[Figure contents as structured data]
START

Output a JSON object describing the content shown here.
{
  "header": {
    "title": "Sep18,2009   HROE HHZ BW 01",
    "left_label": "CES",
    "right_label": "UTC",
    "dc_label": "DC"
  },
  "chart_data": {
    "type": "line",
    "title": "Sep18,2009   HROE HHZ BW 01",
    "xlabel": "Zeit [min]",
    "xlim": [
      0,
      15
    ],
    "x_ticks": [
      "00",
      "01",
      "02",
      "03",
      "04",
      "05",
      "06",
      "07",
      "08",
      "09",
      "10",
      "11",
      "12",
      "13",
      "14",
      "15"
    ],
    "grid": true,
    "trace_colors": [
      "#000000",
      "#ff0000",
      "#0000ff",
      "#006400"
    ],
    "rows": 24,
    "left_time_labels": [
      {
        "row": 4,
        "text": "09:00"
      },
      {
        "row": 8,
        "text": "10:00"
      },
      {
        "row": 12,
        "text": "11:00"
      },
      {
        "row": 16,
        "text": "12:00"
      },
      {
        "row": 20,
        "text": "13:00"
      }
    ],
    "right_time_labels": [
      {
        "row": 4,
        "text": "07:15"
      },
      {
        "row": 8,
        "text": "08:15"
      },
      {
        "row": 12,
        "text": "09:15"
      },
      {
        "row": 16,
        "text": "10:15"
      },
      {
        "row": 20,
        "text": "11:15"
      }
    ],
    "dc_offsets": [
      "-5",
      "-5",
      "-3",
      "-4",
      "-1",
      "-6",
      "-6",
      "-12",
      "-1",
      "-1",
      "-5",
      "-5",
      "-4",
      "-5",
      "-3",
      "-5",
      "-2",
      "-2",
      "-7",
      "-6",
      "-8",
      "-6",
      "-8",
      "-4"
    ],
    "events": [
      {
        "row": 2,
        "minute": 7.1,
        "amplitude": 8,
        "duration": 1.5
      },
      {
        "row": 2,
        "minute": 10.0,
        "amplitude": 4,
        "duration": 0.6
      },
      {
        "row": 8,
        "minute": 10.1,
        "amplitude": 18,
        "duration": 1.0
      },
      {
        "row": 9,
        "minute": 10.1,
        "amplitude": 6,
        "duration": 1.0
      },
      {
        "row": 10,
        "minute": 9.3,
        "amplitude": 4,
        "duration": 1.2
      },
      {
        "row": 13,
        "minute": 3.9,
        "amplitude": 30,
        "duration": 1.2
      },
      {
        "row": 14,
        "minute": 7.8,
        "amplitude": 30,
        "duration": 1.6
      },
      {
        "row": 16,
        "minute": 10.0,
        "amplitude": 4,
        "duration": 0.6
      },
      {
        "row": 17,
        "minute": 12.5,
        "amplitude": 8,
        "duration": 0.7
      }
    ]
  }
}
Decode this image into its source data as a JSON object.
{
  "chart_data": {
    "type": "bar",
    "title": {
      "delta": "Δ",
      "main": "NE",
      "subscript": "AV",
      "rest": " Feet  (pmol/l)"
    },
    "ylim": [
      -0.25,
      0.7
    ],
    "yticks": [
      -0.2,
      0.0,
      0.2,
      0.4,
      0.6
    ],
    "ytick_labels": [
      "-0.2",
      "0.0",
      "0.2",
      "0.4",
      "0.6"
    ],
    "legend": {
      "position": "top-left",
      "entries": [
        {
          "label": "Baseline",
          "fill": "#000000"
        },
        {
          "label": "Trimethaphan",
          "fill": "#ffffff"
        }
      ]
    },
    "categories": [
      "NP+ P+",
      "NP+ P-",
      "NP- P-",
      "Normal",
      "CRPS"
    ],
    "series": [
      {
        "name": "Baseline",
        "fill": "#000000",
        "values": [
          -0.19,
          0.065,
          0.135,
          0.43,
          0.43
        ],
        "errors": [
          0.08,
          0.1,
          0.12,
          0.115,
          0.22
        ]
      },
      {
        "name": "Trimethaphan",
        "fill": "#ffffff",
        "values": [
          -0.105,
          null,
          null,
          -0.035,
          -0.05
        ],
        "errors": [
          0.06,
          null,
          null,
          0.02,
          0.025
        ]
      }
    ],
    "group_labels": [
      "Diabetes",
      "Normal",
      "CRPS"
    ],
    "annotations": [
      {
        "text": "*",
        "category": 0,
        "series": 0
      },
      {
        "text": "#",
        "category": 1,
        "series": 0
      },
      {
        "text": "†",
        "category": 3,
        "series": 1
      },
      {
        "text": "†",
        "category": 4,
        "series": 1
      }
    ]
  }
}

END

What you have to do =>
Copy only this span: the line that contains "Decode this image", the last line, and every line between them.

Response to the exercise =>
Decode this image into its source data as a JSON object.
{
  "chart_data": {
    "type": "bar",
    "title": {
      "delta": "Δ",
      "main": "NE",
      "subscript": "AV",
      "rest": " Feet  (pmol/l)"
    },
    "ylim": [
      -0.25,
      0.7
    ],
    "yticks": [
      -0.2,
      0.0,
      0.2,
      0.4,
      0.6
    ],
    "ytick_labels": [
      "-0.2",
      "0.0",
      "0.2",
      "0.4",
      "0.6"
    ],
    "legend": {
      "position": "top-left",
      "entries": [
        {
          "label": "Baseline",
          "fill": "#000000"
        },
        {
          "label": "Trimethaphan",
          "fill": "#ffffff"
        }
      ]
    },
    "categories": [
      "NP+ P+",
      "NP+ P-",
      "NP- P-",
      "Normal",
      "CRPS"
    ],
    "series": [
      {
        "name": "Baseline",
        "fill": "#000000",
        "values": [
          -0.19,
          0.065,
          0.135,
          0.43,
          0.43
        ],
        "errors": [
          0.08,
          0.1,
          0.12,
          0.115,
          0.22
        ]
      },
      {
        "name": "Trimethaphan",
        "fill": "#ffffff",
        "values": [
          -0.105,
          null,
          null,
          -0.035,
          -0.05
        ],
        "errors": [
          0.06,
          null,
          null,
          0.02,
          0.025
        ]
      }
    ],
    "group_labels": [
      "Diabetes",
      "Normal",
      "CRPS"
    ],
    "annotations": [
      {
        "text": "*",
        "category": 0,
        "series": 0
      },
      {
        "text": "#",
        "category": 1,
        "series": 0
      },
      {
        "text": "†",
        "category": 3,
        "series": 1
      },
      {
        "text": "†",
        "category": 4,
        "series": 1
      }
    ]
  }
}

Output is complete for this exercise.